Written exercise: Return all lines below containing the word "Perspective".

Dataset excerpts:
____

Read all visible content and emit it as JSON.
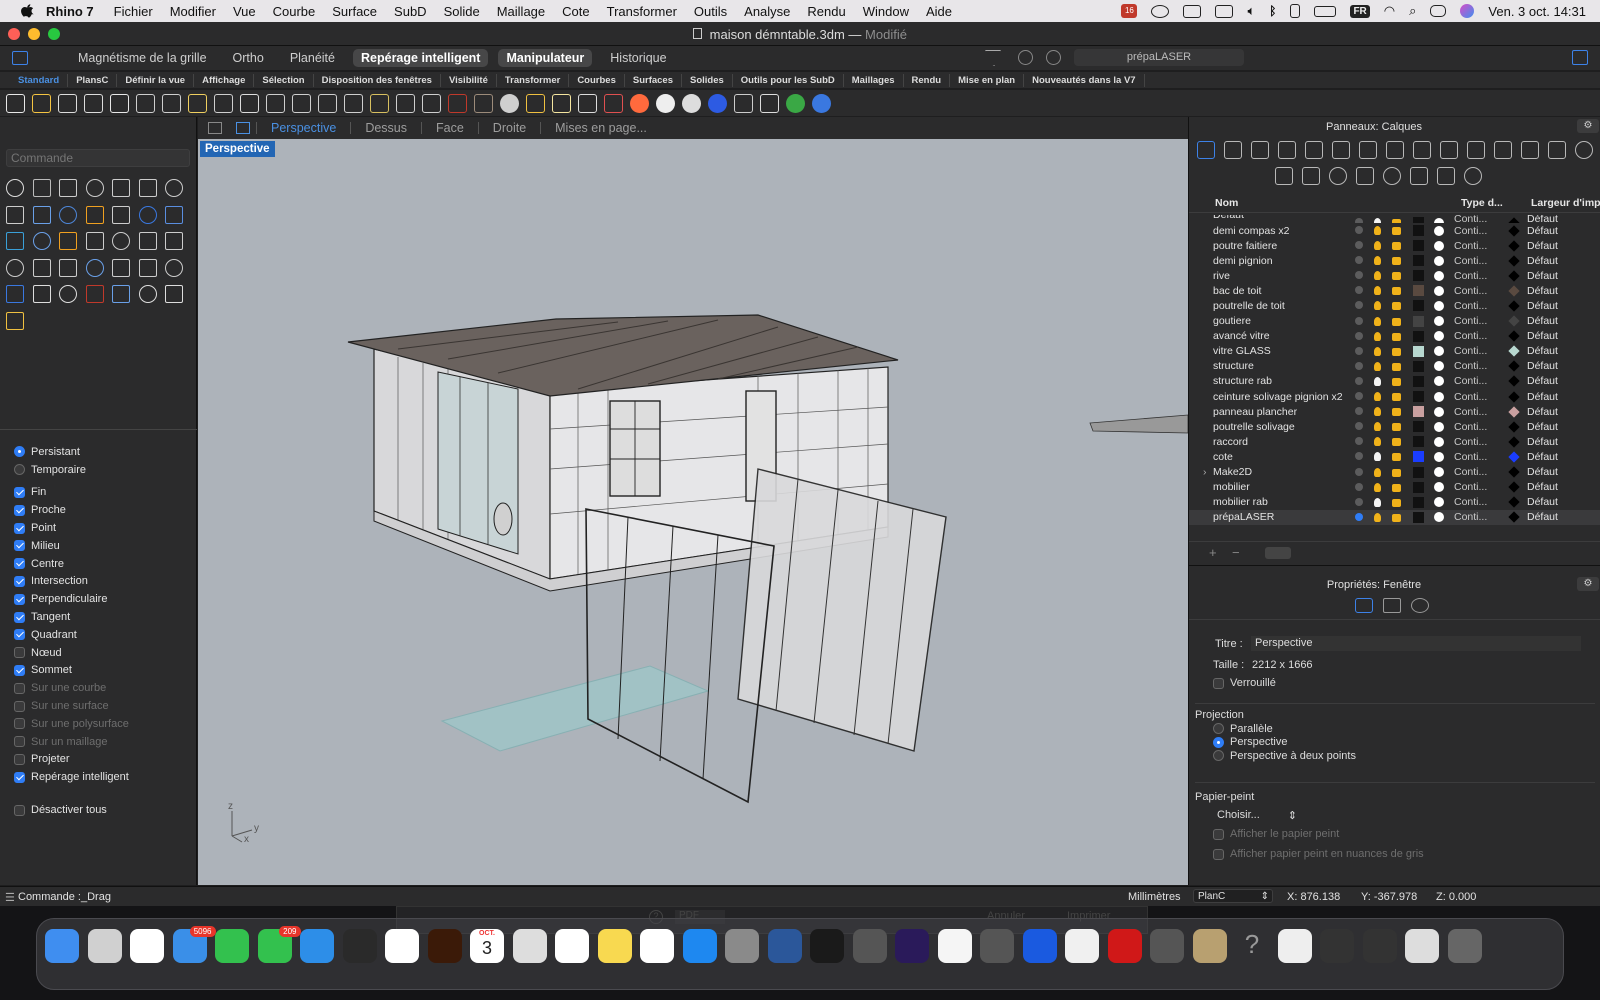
{
  "menubar": {
    "app_name": "Rhino 7",
    "items": [
      "Fichier",
      "Modifier",
      "Vue",
      "Courbe",
      "Surface",
      "SubD",
      "Solide",
      "Maillage",
      "Cote",
      "Transformer",
      "Outils",
      "Analyse",
      "Rendu",
      "Window",
      "Aide"
    ],
    "input_lang": "FR",
    "clock": "Ven. 3 oct.  14:31",
    "notification_badge": "16"
  },
  "window": {
    "title": "maison démntable.3dm",
    "separator": "—",
    "status": "Modifié"
  },
  "modebar": {
    "buttons": [
      {
        "label": "Magnétisme de la grille",
        "active": false
      },
      {
        "label": "Ortho",
        "active": false
      },
      {
        "label": "Planéité",
        "active": false
      },
      {
        "label": "Repérage intelligent",
        "active": true
      },
      {
        "label": "Manipulateur",
        "active": true
      },
      {
        "label": "Historique",
        "active": false
      }
    ],
    "layer_field": "prépaLASER"
  },
  "tabs": [
    "Standard",
    "PlansC",
    "Définir la vue",
    "Affichage",
    "Sélection",
    "Disposition des fenêtres",
    "Visibilité",
    "Transformer",
    "Courbes",
    "Surfaces",
    "Solides",
    "Outils pour les SubD",
    "Maillages",
    "Rendu",
    "Mise en plan",
    "Nouveautés dans la V7"
  ],
  "active_tab": "Standard",
  "toolbar_icons": [
    "new-file-icon",
    "open-folder-icon",
    "save-icon",
    "print-icon",
    "copy-file-icon",
    "cut-icon",
    "copy-icon",
    "paste-icon",
    "undo-icon",
    "pan-hand-icon",
    "move-icon",
    "zoom-icon",
    "zoom-window-icon",
    "zoom-extents-icon",
    "zoom-selected-icon",
    "rotate-view-icon",
    "viewport-layout-icon",
    "car-icon",
    "plane-icon",
    "target-icon",
    "gumball-icon",
    "light-bulb-icon",
    "lock-icon",
    "layer-icon",
    "color-wheel-icon",
    "sphere-shade-icon",
    "render-sphere-icon",
    "blue-sphere-icon",
    "rendered-icon",
    "grid-snap-icon",
    "globe-icon",
    "help-icon"
  ],
  "command": {
    "placeholder": "Commande"
  },
  "snaps": {
    "mode": [
      {
        "label": "Persistant",
        "on": true
      },
      {
        "label": "Temporaire",
        "on": false
      }
    ],
    "items": [
      {
        "label": "Fin",
        "on": true,
        "enabled": true
      },
      {
        "label": "Proche",
        "on": true,
        "enabled": true
      },
      {
        "label": "Point",
        "on": true,
        "enabled": true
      },
      {
        "label": "Milieu",
        "on": true,
        "enabled": true
      },
      {
        "label": "Centre",
        "on": true,
        "enabled": true
      },
      {
        "label": "Intersection",
        "on": true,
        "enabled": true
      },
      {
        "label": "Perpendiculaire",
        "on": true,
        "enabled": true
      },
      {
        "label": "Tangent",
        "on": true,
        "enabled": true
      },
      {
        "label": "Quadrant",
        "on": true,
        "enabled": true
      },
      {
        "label": "Nœud",
        "on": false,
        "enabled": true
      },
      {
        "label": "Sommet",
        "on": true,
        "enabled": true
      },
      {
        "label": "Sur une courbe",
        "on": false,
        "enabled": false
      },
      {
        "label": "Sur une surface",
        "on": false,
        "enabled": false
      },
      {
        "label": "Sur une polysurface",
        "on": false,
        "enabled": false
      },
      {
        "label": "Sur un maillage",
        "on": false,
        "enabled": false
      },
      {
        "label": "Projeter",
        "on": false,
        "enabled": true
      },
      {
        "label": "Repérage intelligent",
        "on": true,
        "enabled": true
      }
    ],
    "disable_all": "Désactiver tous"
  },
  "viewport": {
    "tabs": [
      "Perspective",
      "Dessus",
      "Face",
      "Droite",
      "Mises en page..."
    ],
    "active": "Perspective",
    "label": "Perspective",
    "axes": {
      "z": "z",
      "y": "y",
      "x": "x"
    }
  },
  "layers_panel": {
    "title": "Panneaux: Calques",
    "headers": {
      "name": "Nom",
      "type": "Type d...",
      "width": "Largeur d'impr"
    },
    "rows": [
      {
        "name": "Défaut",
        "bulb": "off",
        "color": "#111111"
      },
      {
        "name": "demi compas x2",
        "bulb": "on",
        "color": "#111111"
      },
      {
        "name": "poutre faitiere",
        "bulb": "on",
        "color": "#111111"
      },
      {
        "name": "demi pignion",
        "bulb": "on",
        "color": "#111111"
      },
      {
        "name": "rive",
        "bulb": "on",
        "color": "#111111"
      },
      {
        "name": "bac de toit",
        "bulb": "on",
        "color": "#5a4a40"
      },
      {
        "name": "poutrelle de toit",
        "bulb": "on",
        "color": "#111111"
      },
      {
        "name": "goutiere",
        "bulb": "on",
        "color": "#444444"
      },
      {
        "name": "avancé vitre",
        "bulb": "on",
        "color": "#111111"
      },
      {
        "name": "vitre GLASS",
        "bulb": "on",
        "color": "#b8d8d0"
      },
      {
        "name": "structure",
        "bulb": "on",
        "color": "#111111"
      },
      {
        "name": "structure rab",
        "bulb": "off",
        "color": "#111111"
      },
      {
        "name": "ceinture solivage pignion x2",
        "bulb": "on",
        "color": "#111111"
      },
      {
        "name": "panneau plancher",
        "bulb": "on",
        "color": "#c9a0a0"
      },
      {
        "name": "poutrelle solivage",
        "bulb": "on",
        "color": "#111111"
      },
      {
        "name": "raccord",
        "bulb": "on",
        "color": "#111111"
      },
      {
        "name": "cote",
        "bulb": "off",
        "color": "#1a3dff"
      },
      {
        "name": "Make2D",
        "bulb": "on",
        "color": "#111111",
        "expandable": true
      },
      {
        "name": "mobilier",
        "bulb": "on",
        "color": "#111111"
      },
      {
        "name": "mobilier rab",
        "bulb": "off",
        "color": "#111111"
      },
      {
        "name": "prépaLASER",
        "bulb": "on",
        "color": "#111111",
        "current": true
      }
    ],
    "linetype": "Conti...",
    "print_width": "Défaut"
  },
  "props_panel": {
    "title": "Propriétés: Fenêtre",
    "titre_label": "Titre :",
    "titre_value": "Perspective",
    "taille_label": "Taille :",
    "taille_value": "2212 x 1666",
    "locked_label": "Verrouillé",
    "projection_label": "Projection",
    "projection_options": [
      {
        "label": "Parallèle",
        "on": false
      },
      {
        "label": "Perspective",
        "on": true
      },
      {
        "label": "Perspective à deux points",
        "on": false
      }
    ],
    "wallpaper_label": "Papier-peint",
    "wallpaper_choose": "Choisir...",
    "wallpaper_show": "Afficher le papier peint",
    "wallpaper_gray": "Afficher papier peint en nuances de gris"
  },
  "status": {
    "command": "Commande :_Drag",
    "units": "Millimètres",
    "cplane": "PlanC",
    "x": "X: 876.138",
    "y": "Y: -367.978",
    "z": "Z: 0.000"
  },
  "background_dialog": {
    "pdf": "PDF",
    "cancel": "Annuler",
    "print": "Imprimer"
  },
  "dock": {
    "apps": [
      "finder",
      "launchpad",
      "chrome",
      "mail",
      "facetime",
      "messages",
      "safari",
      "spotify",
      "photos",
      "illustrator",
      "calendar",
      "screenshot",
      "reminders",
      "notes",
      "freeform",
      "app-store",
      "system-settings",
      "word",
      "quicktime",
      "direct-mail",
      "premiere",
      "clock",
      "rhino",
      "cloud-app",
      "textedit",
      "acrobat",
      "calculator",
      "preview",
      "help",
      "preview-thumbnail",
      "thumbnail-2",
      "thumbnail-3",
      "thumbnail-4",
      "trash"
    ],
    "mail_badge": "5096",
    "messages_badge": "209",
    "calendar_month": "OCT.",
    "calendar_day": "3"
  },
  "colors": {
    "accent": "#2f7df6",
    "tab_active": "#4a90e2",
    "viewport_bg": "#adb3ba",
    "panel_bg": "#2b2b2c"
  }
}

____

Task output:
      "Perspective",
    "active": "Perspective",
    "label": "Perspective",
    "titre_value": "Perspective",
        "label": "Perspective",
        "label": "Perspective à deux points",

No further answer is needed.